Figure record listings:
--- Start ---

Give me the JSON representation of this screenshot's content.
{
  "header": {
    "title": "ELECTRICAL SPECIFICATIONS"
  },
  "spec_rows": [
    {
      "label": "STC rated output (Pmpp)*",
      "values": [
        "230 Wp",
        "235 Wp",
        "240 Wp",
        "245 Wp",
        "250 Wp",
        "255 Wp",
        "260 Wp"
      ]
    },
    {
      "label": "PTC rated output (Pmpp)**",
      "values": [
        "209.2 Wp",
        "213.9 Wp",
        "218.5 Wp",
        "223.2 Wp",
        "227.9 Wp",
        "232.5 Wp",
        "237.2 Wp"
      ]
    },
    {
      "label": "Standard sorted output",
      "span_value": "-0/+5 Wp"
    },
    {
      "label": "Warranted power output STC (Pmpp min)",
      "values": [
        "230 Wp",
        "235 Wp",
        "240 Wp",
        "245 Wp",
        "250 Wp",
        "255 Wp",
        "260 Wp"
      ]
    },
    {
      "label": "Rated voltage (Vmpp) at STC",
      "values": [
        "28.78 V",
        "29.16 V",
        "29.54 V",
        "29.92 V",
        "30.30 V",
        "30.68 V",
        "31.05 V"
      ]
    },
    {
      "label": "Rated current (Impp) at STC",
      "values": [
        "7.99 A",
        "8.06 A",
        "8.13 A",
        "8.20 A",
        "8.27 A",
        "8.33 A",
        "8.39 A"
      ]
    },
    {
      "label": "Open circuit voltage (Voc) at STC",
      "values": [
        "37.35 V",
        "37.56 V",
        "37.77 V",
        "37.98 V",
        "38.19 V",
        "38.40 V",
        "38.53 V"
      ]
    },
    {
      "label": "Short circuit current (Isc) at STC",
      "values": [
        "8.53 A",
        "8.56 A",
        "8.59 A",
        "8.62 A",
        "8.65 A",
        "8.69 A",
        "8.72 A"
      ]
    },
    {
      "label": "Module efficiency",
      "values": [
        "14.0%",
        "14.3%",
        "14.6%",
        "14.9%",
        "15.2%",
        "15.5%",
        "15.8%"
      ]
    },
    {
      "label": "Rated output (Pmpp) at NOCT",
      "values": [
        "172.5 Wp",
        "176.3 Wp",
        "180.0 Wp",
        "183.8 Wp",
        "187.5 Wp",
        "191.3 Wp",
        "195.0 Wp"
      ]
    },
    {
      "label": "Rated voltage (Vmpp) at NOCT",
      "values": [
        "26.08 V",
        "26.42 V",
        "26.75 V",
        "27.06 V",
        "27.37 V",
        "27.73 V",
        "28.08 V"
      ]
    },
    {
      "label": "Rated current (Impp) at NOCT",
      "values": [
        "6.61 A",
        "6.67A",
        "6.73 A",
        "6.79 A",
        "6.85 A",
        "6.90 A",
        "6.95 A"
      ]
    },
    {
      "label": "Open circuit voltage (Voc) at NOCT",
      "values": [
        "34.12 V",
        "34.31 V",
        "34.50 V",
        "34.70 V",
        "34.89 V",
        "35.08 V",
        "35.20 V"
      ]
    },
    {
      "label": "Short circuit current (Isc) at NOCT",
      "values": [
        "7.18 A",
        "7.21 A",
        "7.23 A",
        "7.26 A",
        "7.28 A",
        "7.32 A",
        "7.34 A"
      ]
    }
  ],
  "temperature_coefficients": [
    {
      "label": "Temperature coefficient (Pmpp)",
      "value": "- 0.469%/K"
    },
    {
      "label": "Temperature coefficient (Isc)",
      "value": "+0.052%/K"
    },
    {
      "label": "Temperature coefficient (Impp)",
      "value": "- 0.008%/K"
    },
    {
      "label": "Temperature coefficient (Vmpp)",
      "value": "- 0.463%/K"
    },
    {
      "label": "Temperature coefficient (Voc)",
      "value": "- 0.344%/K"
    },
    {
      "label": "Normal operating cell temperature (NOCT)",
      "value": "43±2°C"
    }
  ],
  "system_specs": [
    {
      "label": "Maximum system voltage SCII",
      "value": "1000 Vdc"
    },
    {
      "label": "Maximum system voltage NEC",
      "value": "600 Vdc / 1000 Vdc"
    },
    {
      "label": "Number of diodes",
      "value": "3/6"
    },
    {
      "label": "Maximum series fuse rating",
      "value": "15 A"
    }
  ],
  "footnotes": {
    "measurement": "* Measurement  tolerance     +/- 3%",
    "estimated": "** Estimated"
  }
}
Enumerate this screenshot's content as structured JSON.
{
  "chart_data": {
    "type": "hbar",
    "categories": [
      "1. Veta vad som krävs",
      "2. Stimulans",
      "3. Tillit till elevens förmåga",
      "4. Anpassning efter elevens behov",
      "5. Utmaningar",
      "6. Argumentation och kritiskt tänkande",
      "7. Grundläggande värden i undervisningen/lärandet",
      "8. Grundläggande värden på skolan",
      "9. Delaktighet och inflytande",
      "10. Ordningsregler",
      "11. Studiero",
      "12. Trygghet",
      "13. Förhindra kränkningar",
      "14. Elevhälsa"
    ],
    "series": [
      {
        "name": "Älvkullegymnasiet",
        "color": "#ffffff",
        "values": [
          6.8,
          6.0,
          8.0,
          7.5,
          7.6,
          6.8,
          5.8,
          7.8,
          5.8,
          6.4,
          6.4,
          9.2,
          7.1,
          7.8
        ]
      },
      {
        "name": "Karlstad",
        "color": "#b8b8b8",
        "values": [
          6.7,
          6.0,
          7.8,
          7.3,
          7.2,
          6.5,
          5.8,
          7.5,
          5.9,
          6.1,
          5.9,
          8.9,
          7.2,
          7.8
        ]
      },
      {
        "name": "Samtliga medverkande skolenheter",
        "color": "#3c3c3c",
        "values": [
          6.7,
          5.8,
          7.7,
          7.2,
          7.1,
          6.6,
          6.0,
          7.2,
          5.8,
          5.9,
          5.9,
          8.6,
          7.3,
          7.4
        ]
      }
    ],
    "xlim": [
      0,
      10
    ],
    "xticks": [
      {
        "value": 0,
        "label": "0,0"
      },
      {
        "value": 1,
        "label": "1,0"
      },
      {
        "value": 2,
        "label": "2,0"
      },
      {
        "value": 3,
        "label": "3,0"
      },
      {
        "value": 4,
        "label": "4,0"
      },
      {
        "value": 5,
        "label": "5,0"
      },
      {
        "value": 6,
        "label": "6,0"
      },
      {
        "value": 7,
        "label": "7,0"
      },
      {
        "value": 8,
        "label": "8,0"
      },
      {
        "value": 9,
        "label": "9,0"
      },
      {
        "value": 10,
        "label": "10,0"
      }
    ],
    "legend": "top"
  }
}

--- End ---

▶ _What is required_:
Give the count of lines containing "Maximum", with no added text.

▶ _Full answer_:
3